Extracted records
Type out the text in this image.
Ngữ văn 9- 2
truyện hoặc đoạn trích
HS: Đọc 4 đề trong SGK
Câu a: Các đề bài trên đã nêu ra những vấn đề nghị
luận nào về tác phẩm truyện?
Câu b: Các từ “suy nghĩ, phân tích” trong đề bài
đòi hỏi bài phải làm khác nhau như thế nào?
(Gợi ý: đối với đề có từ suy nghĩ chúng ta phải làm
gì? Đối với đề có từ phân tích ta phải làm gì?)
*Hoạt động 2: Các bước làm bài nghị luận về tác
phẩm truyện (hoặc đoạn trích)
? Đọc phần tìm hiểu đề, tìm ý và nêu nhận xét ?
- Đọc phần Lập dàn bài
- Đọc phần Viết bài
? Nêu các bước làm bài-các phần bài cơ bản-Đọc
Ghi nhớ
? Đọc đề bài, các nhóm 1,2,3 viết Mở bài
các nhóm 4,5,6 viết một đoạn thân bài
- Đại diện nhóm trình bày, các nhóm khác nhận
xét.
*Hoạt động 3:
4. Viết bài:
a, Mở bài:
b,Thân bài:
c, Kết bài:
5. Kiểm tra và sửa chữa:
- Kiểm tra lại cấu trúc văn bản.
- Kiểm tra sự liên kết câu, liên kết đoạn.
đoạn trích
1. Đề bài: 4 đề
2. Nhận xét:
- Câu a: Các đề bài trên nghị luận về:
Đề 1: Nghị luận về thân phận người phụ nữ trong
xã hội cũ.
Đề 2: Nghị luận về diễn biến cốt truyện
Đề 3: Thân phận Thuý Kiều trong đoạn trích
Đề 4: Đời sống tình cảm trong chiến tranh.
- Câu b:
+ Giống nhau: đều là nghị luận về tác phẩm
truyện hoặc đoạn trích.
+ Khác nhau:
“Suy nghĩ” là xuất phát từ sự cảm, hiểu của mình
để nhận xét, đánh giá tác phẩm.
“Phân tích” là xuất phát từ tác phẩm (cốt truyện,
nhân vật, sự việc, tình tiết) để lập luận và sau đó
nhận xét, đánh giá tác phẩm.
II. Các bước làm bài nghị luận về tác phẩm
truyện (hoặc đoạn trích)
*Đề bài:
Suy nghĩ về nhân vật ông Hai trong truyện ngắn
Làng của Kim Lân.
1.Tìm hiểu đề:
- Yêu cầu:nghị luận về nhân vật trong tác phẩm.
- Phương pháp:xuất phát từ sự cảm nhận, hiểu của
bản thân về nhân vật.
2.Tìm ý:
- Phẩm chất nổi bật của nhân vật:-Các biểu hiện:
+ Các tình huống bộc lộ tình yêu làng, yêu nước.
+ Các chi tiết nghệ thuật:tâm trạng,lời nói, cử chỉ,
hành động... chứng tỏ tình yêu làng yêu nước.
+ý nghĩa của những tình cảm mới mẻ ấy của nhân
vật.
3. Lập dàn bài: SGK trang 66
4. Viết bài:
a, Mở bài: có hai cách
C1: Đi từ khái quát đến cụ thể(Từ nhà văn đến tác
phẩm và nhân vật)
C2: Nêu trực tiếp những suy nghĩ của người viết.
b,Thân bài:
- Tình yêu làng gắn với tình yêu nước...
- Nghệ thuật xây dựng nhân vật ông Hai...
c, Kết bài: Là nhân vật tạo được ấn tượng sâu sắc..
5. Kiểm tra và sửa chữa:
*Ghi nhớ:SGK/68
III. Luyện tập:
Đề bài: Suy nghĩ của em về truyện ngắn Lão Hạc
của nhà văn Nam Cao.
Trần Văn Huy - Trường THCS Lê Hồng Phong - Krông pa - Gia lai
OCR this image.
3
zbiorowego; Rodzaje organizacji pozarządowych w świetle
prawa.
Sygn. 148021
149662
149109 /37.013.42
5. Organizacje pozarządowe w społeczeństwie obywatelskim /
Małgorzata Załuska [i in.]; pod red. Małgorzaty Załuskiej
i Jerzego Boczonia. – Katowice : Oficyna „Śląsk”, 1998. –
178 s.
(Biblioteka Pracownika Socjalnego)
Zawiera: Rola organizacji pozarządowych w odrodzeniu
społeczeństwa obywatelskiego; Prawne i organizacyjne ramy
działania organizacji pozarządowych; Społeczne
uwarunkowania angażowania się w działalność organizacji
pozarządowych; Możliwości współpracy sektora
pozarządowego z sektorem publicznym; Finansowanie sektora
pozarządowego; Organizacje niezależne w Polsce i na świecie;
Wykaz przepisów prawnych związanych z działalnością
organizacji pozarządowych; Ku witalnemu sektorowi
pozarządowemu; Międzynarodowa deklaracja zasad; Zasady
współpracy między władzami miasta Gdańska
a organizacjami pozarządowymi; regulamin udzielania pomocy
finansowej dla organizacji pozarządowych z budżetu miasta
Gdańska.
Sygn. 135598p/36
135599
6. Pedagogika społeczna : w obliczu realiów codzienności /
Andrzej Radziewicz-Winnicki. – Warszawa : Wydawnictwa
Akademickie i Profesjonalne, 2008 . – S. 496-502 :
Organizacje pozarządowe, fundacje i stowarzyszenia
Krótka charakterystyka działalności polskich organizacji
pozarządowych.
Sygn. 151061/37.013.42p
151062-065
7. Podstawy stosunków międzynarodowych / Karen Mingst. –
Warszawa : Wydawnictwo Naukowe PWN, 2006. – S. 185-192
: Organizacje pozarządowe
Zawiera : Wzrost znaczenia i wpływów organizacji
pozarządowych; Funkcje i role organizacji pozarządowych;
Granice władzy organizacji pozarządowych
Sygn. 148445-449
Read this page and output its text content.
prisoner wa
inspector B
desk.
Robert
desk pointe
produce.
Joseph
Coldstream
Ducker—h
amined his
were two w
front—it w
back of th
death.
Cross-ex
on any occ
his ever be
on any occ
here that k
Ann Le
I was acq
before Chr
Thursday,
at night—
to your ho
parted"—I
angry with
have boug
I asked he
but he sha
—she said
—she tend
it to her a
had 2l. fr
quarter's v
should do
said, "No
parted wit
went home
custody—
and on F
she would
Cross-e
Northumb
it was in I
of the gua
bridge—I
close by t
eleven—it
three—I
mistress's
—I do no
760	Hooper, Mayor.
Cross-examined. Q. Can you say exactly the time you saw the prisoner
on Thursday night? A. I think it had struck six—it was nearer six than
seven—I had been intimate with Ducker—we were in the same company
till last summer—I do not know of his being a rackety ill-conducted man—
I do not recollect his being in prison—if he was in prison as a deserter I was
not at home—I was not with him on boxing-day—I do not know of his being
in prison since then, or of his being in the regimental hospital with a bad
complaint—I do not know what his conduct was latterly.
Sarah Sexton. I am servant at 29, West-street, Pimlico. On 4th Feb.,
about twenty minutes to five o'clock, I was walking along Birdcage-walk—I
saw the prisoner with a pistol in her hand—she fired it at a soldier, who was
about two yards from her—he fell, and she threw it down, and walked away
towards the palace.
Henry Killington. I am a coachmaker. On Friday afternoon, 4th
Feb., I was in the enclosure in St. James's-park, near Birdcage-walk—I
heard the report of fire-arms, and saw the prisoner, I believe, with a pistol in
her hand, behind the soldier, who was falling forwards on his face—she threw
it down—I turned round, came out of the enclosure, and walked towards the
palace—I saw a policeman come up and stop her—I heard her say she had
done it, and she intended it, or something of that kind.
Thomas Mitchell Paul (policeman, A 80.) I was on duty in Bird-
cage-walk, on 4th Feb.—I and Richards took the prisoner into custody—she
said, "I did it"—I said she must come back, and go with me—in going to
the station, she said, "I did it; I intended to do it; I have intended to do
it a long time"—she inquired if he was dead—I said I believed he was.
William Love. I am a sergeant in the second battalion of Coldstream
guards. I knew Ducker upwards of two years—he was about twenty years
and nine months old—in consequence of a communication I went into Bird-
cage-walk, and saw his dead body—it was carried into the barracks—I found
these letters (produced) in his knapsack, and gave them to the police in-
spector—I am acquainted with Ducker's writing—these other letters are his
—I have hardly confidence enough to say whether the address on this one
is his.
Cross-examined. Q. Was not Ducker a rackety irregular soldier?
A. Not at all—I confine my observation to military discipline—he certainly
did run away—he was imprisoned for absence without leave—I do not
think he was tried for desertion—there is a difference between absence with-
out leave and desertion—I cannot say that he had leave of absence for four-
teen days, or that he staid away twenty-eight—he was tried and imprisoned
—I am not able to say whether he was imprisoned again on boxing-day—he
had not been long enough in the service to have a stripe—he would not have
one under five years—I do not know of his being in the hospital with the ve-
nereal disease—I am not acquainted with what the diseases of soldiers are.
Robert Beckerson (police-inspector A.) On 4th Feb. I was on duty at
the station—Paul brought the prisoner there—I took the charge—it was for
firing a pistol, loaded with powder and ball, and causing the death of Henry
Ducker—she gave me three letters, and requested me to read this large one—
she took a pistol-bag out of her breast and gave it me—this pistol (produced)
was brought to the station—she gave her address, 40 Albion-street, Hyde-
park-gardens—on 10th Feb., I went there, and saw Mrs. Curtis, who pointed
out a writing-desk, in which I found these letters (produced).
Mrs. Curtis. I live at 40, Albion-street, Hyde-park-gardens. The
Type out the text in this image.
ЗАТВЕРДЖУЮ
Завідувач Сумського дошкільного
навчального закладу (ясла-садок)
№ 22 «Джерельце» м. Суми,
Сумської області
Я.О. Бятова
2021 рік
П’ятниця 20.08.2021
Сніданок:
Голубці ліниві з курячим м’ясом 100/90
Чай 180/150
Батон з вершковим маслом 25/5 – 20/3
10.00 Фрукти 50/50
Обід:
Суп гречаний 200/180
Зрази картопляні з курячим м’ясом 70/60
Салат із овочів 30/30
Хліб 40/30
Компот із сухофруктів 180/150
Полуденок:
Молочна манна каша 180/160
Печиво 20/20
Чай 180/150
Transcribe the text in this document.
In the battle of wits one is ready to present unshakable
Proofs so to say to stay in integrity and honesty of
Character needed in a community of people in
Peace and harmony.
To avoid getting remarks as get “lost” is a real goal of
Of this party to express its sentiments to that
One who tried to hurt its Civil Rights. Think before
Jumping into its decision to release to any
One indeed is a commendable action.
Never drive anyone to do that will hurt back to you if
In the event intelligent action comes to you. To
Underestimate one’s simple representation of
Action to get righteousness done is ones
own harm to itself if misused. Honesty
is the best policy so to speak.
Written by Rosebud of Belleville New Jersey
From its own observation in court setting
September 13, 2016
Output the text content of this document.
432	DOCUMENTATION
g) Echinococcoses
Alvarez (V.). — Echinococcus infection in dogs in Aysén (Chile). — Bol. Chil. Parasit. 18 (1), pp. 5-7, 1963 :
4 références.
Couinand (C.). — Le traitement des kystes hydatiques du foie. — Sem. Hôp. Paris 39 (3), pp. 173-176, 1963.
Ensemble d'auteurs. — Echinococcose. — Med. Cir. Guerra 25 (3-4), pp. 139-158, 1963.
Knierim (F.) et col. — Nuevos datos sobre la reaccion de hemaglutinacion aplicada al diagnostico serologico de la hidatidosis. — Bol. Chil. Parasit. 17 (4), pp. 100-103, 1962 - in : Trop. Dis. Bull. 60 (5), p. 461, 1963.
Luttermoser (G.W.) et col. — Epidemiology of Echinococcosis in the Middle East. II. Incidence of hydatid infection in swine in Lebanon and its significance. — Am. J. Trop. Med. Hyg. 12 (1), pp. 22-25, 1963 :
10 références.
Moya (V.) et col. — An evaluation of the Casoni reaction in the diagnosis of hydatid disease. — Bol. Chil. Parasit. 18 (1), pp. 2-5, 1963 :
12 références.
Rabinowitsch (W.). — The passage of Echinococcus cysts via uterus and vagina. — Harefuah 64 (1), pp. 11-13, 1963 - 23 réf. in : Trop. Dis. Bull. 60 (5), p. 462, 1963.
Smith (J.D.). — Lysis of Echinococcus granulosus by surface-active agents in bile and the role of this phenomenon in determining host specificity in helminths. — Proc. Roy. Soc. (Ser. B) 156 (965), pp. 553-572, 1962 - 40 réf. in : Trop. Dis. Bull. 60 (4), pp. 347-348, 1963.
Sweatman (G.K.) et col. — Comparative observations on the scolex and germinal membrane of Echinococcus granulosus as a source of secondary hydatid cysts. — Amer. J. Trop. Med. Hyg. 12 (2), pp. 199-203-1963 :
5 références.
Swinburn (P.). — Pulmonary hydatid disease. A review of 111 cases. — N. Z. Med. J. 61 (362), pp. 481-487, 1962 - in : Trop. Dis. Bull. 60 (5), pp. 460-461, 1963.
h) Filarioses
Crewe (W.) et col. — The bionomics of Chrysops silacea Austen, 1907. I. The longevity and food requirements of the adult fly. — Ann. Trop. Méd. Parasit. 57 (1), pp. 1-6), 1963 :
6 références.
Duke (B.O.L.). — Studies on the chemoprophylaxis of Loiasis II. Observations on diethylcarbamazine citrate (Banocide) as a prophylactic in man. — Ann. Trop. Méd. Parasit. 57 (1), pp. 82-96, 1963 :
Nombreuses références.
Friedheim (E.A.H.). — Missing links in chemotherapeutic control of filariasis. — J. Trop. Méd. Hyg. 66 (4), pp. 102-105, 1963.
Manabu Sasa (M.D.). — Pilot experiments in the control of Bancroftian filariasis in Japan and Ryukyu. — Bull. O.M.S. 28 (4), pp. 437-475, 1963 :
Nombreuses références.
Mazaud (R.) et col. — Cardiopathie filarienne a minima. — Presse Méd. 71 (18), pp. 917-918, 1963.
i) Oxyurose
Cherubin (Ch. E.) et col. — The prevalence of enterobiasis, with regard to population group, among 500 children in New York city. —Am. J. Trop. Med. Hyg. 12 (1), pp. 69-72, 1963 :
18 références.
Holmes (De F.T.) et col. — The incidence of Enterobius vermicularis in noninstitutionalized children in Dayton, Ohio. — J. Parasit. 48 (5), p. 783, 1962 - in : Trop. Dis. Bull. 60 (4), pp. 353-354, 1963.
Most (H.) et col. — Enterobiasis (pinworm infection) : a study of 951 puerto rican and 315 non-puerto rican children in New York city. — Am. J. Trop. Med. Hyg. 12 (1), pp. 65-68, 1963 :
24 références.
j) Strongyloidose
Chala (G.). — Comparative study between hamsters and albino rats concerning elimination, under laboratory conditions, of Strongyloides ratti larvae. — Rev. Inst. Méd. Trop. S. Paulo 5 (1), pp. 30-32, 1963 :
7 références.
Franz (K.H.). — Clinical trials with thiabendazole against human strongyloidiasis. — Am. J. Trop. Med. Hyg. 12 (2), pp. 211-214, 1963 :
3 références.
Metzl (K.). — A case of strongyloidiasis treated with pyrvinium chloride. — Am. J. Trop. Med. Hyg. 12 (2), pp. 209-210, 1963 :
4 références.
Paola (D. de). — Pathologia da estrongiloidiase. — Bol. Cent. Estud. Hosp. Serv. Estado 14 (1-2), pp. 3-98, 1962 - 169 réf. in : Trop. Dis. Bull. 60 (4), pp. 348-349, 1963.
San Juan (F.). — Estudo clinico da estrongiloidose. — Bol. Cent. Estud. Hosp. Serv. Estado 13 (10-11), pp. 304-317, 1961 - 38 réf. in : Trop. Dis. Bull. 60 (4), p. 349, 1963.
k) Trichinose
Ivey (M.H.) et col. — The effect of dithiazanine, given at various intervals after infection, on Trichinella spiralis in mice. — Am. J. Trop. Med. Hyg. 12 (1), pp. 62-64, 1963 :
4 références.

*PROBLEM*. Return every line in the listing that contains the word "three".

*SOLUTION TO THE PROBLEM*.
three—I
Ducker—she gave me three letters, and requested me to read this large one—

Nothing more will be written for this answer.